AVAILABLE RECORDS ▸
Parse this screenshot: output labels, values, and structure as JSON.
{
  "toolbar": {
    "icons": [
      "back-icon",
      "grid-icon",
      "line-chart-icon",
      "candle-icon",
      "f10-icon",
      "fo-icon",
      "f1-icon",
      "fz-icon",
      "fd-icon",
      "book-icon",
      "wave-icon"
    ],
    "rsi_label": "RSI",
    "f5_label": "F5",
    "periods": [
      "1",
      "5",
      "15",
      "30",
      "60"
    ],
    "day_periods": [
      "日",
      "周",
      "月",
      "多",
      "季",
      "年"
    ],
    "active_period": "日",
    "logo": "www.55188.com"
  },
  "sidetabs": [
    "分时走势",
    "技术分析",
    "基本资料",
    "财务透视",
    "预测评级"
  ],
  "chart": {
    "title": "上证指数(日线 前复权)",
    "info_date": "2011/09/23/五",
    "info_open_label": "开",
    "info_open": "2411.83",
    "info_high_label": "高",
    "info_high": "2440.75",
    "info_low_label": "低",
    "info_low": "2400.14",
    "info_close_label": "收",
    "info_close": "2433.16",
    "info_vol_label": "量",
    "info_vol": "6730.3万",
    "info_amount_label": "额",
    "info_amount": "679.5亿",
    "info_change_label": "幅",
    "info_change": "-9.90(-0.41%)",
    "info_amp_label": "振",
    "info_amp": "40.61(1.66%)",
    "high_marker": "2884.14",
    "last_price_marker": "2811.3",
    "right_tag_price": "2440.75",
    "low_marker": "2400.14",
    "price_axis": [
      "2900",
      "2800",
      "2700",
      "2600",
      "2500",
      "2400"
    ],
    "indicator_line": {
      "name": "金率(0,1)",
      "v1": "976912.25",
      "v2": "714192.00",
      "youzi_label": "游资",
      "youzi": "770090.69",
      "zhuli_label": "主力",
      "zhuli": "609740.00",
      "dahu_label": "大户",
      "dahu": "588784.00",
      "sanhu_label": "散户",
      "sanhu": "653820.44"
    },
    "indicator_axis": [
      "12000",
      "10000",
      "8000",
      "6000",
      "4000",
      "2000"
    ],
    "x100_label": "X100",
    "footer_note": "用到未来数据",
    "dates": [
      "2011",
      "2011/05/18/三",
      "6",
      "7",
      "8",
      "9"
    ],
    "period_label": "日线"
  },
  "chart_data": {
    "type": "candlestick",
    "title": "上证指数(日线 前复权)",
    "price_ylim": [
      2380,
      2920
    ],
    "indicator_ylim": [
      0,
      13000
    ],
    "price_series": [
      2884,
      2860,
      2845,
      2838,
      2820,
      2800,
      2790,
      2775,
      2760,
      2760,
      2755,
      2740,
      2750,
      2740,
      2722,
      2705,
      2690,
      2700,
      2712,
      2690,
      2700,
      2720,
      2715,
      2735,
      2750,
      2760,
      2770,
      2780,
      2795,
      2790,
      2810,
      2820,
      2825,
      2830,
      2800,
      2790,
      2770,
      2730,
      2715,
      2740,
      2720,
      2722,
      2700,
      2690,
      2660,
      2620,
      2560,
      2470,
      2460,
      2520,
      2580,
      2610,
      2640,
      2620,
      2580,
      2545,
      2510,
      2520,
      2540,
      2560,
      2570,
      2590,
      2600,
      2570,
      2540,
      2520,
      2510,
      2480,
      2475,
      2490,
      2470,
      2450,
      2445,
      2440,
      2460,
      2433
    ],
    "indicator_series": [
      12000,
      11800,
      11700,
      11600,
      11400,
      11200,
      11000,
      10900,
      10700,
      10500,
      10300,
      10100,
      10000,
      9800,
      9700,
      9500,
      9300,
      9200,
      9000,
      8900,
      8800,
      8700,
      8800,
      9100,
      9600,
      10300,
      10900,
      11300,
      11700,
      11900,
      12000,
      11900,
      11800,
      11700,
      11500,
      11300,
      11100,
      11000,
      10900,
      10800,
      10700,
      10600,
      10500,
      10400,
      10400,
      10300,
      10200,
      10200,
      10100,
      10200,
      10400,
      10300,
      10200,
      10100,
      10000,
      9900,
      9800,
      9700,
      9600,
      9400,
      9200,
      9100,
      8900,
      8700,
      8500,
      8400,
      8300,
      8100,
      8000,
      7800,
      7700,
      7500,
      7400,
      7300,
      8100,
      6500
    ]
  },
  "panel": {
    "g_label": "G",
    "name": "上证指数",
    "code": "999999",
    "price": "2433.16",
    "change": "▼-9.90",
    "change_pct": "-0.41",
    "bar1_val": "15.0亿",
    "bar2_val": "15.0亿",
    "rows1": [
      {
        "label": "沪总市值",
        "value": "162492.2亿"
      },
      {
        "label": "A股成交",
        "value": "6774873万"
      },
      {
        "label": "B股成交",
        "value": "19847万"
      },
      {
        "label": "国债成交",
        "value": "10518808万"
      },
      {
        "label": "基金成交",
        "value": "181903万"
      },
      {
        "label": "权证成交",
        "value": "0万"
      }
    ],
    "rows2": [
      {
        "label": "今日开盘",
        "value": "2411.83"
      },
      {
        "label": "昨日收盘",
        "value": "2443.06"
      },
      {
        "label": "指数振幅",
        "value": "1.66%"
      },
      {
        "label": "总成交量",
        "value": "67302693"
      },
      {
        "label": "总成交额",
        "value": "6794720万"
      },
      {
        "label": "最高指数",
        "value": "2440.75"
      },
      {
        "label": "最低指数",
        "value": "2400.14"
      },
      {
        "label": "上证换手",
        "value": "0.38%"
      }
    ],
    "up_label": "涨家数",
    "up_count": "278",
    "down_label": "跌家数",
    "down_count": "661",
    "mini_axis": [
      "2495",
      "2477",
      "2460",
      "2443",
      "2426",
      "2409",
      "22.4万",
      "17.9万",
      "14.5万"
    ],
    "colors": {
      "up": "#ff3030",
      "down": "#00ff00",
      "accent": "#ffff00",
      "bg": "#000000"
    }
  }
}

AIM ▸ Set down every record above exactly as given.

WRITTEN ANSWER ▸
Parse this screenshot: output labels, values, and structure as JSON.
{
  "toolbar": {
    "icons": [
      "back-icon",
      "grid-icon",
      "line-chart-icon",
      "candle-icon",
      "f10-icon",
      "fo-icon",
      "f1-icon",
      "fz-icon",
      "fd-icon",
      "book-icon",
      "wave-icon"
    ],
    "rsi_label": "RSI",
    "f5_label": "F5",
    "periods": [
      "1",
      "5",
      "15",
      "30",
      "60"
    ],
    "day_periods": [
      "日",
      "周",
      "月",
      "多",
      "季",
      "年"
    ],
    "active_period": "日",
    "logo": "www.55188.com"
  },
  "sidetabs": [
    "分时走势",
    "技术分析",
    "基本资料",
    "财务透视",
    "预测评级"
  ],
  "chart": {
    "title": "上证指数(日线 前复权)",
    "info_date": "2011/09/23/五",
    "info_open_label": "开",
    "info_open": "2411.83",
    "info_high_label": "高",
    "info_high": "2440.75",
    "info_low_label": "低",
    "info_low": "2400.14",
    "info_close_label": "收",
    "info_close": "2433.16",
    "info_vol_label": "量",
    "info_vol": "6730.3万",
    "info_amount_label": "额",
    "info_amount": "679.5亿",
    "info_change_label": "幅",
    "info_change": "-9.90(-0.41%)",
    "info_amp_label": "振",
    "info_amp": "40.61(1.66%)",
    "high_marker": "2884.14",
    "last_price_marker": "2811.3",
    "right_tag_price": "2440.75",
    "low_marker": "2400.14",
    "price_axis": [
      "2900",
      "2800",
      "2700",
      "2600",
      "2500",
      "2400"
    ],
    "indicator_line": {
      "name": "金率(0,1)",
      "v1": "976912.25",
      "v2": "714192.00",
      "youzi_label": "游资",
      "youzi": "770090.69",
      "zhuli_label": "主力",
      "zhuli": "609740.00",
      "dahu_label": "大户",
      "dahu": "588784.00",
      "sanhu_label": "散户",
      "sanhu": "653820.44"
    },
    "indicator_axis": [
      "12000",
      "10000",
      "8000",
      "6000",
      "4000",
      "2000"
    ],
    "x100_label": "X100",
    "footer_note": "用到未来数据",
    "dates": [
      "2011",
      "2011/05/18/三",
      "6",
      "7",
      "8",
      "9"
    ],
    "period_label": "日线"
  },
  "chart_data": {
    "type": "candlestick",
    "title": "上证指数(日线 前复权)",
    "price_ylim": [
      2380,
      2920
    ],
    "indicator_ylim": [
      0,
      13000
    ],
    "price_series": [
      2884,
      2860,
      2845,
      2838,
      2820,
      2800,
      2790,
      2775,
      2760,
      2760,
      2755,
      2740,
      2750,
      2740,
      2722,
      2705,
      2690,
      2700,
      2712,
      2690,
      2700,
      2720,
      2715,
      2735,
      2750,
      2760,
      2770,
      2780,
      2795,
      2790,
      2810,
      2820,
      2825,
      2830,
      2800,
      2790,
      2770,
      2730,
      2715,
      2740,
      2720,
      2722,
      2700,
      2690,
      2660,
      2620,
      2560,
      2470,
      2460,
      2520,
      2580,
      2610,
      2640,
      2620,
      2580,
      2545,
      2510,
      2520,
      2540,
      2560,
      2570,
      2590,
      2600,
      2570,
      2540,
      2520,
      2510,
      2480,
      2475,
      2490,
      2470,
      2450,
      2445,
      2440,
      2460,
      2433
    ],
    "indicator_series": [
      12000,
      11800,
      11700,
      11600,
      11400,
      11200,
      11000,
      10900,
      10700,
      10500,
      10300,
      10100,
      10000,
      9800,
      9700,
      9500,
      9300,
      9200,
      9000,
      8900,
      8800,
      8700,
      8800,
      9100,
      9600,
      10300,
      10900,
      11300,
      11700,
      11900,
      12000,
      11900,
      11800,
      11700,
      11500,
      11300,
      11100,
      11000,
      10900,
      10800,
      10700,
      10600,
      10500,
      10400,
      10400,
      10300,
      10200,
      10200,
      10100,
      10200,
      10400,
      10300,
      10200,
      10100,
      10000,
      9900,
      9800,
      9700,
      9600,
      9400,
      9200,
      9100,
      8900,
      8700,
      8500,
      8400,
      8300,
      8100,
      8000,
      7800,
      7700,
      7500,
      7400,
      7300,
      8100,
      6500
    ]
  },
  "panel": {
    "g_label": "G",
    "name": "上证指数",
    "code": "999999",
    "price": "2433.16",
    "change": "▼-9.90",
    "change_pct": "-0.41",
    "bar1_val": "15.0亿",
    "bar2_val": "15.0亿",
    "rows1": [
      {
        "label": "沪总市值",
        "value": "162492.2亿"
      },
      {
        "label": "A股成交",
        "value": "6774873万"
      },
      {
        "label": "B股成交",
        "value": "19847万"
      },
      {
        "label": "国债成交",
        "value": "10518808万"
      },
      {
        "label": "基金成交",
        "value": "181903万"
      },
      {
        "label": "权证成交",
        "value": "0万"
      }
    ],
    "rows2": [
      {
        "label": "今日开盘",
        "value": "2411.83"
      },
      {
        "label": "昨日收盘",
        "value": "2443.06"
      },
      {
        "label": "指数振幅",
        "value": "1.66%"
      },
      {
        "label": "总成交量",
        "value": "67302693"
      },
      {
        "label": "总成交额",
        "value": "6794720万"
      },
      {
        "label": "最高指数",
        "value": "2440.75"
      },
      {
        "label": "最低指数",
        "value": "2400.14"
      },
      {
        "label": "上证换手",
        "value": "0.38%"
      }
    ],
    "up_label": "涨家数",
    "up_count": "278",
    "down_label": "跌家数",
    "down_count": "661",
    "mini_axis": [
      "2495",
      "2477",
      "2460",
      "2443",
      "2426",
      "2409",
      "22.4万",
      "17.9万",
      "14.5万"
    ],
    "colors": {
      "up": "#ff3030",
      "down": "#00ff00",
      "accent": "#ffff00",
      "bg": "#000000"
    }
  }
}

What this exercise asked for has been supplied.